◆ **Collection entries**

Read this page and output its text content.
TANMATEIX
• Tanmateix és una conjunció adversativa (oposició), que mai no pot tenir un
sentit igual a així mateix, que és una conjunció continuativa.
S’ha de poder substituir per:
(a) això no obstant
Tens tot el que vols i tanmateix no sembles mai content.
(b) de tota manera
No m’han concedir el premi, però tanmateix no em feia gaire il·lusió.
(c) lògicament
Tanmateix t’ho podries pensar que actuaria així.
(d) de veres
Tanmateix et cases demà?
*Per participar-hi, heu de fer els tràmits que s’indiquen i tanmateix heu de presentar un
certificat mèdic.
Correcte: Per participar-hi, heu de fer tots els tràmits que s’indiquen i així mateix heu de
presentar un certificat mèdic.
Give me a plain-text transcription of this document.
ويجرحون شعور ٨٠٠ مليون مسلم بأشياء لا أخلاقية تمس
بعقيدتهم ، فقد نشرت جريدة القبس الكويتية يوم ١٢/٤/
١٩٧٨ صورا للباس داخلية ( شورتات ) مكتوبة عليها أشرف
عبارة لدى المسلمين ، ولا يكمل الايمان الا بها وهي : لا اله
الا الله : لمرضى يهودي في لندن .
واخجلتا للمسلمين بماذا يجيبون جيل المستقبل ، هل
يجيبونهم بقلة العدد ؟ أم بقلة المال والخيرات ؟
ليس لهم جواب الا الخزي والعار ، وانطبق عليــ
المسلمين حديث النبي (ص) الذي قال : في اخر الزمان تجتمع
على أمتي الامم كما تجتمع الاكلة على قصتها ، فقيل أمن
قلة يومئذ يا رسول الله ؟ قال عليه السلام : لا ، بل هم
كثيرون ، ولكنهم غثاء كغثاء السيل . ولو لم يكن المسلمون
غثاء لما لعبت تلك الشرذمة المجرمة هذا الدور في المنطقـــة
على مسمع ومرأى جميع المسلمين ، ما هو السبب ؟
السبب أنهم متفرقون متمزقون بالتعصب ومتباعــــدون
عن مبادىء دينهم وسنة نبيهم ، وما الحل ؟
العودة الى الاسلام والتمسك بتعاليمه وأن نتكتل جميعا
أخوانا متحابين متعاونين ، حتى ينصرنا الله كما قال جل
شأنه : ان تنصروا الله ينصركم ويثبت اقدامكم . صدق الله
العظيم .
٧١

◆ **Problem statement**
Give all of the entries again, word for word.

◆ **Answer in full**
Read this page and output its text content.
TANMATEIX
• Tanmateix és una conjunció adversativa (oposició), que mai no pot tenir un
sentit igual a així mateix, que és una conjunció continuativa.
S’ha de poder substituir per:
(a) això no obstant
Tens tot el que vols i tanmateix no sembles mai content.
(b) de tota manera
No m’han concedir el premi, però tanmateix no em feia gaire il·lusió.
(c) lògicament
Tanmateix t’ho podries pensar que actuaria així.
(d) de veres
Tanmateix et cases demà?
*Per participar-hi, heu de fer els tràmits que s’indiquen i tanmateix heu de presentar un
certificat mèdic.
Correcte: Per participar-hi, heu de fer tots els tràmits que s’indiquen i així mateix heu de
presentar un certificat mèdic.
Give me a plain-text transcription of this document.
ويجرحون شعور ٨٠٠ مليون مسلم بأشياء لا أخلاقية تمس
بعقيدتهم ، فقد نشرت جريدة القبس الكويتية يوم ١٢/٤/
١٩٧٨ صورا للباس داخلية ( شورتات ) مكتوبة عليها أشرف
عبارة لدى المسلمين ، ولا يكمل الايمان الا بها وهي : لا اله
الا الله : لمرضى يهودي في لندن .
واخجلتا للمسلمين بماذا يجيبون جيل المستقبل ، هل
يجيبونهم بقلة العدد ؟ أم بقلة المال والخيرات ؟
ليس لهم جواب الا الخزي والعار ، وانطبق عليــ
المسلمين حديث النبي (ص) الذي قال : في اخر الزمان تجتمع
على أمتي الامم كما تجتمع الاكلة على قصتها ، فقيل أمن
قلة يومئذ يا رسول الله ؟ قال عليه السلام : لا ، بل هم
كثيرون ، ولكنهم غثاء كغثاء السيل . ولو لم يكن المسلمون
غثاء لما لعبت تلك الشرذمة المجرمة هذا الدور في المنطقـــة
على مسمع ومرأى جميع المسلمين ، ما هو السبب ؟
السبب أنهم متفرقون متمزقون بالتعصب ومتباعــــدون
عن مبادىء دينهم وسنة نبيهم ، وما الحل ؟
العودة الى الاسلام والتمسك بتعاليمه وأن نتكتل جميعا
أخوانا متحابين متعاونين ، حتى ينصرنا الله كما قال جل
شأنه : ان تنصروا الله ينصركم ويثبت اقدامكم . صدق الله
العظيم .
٧١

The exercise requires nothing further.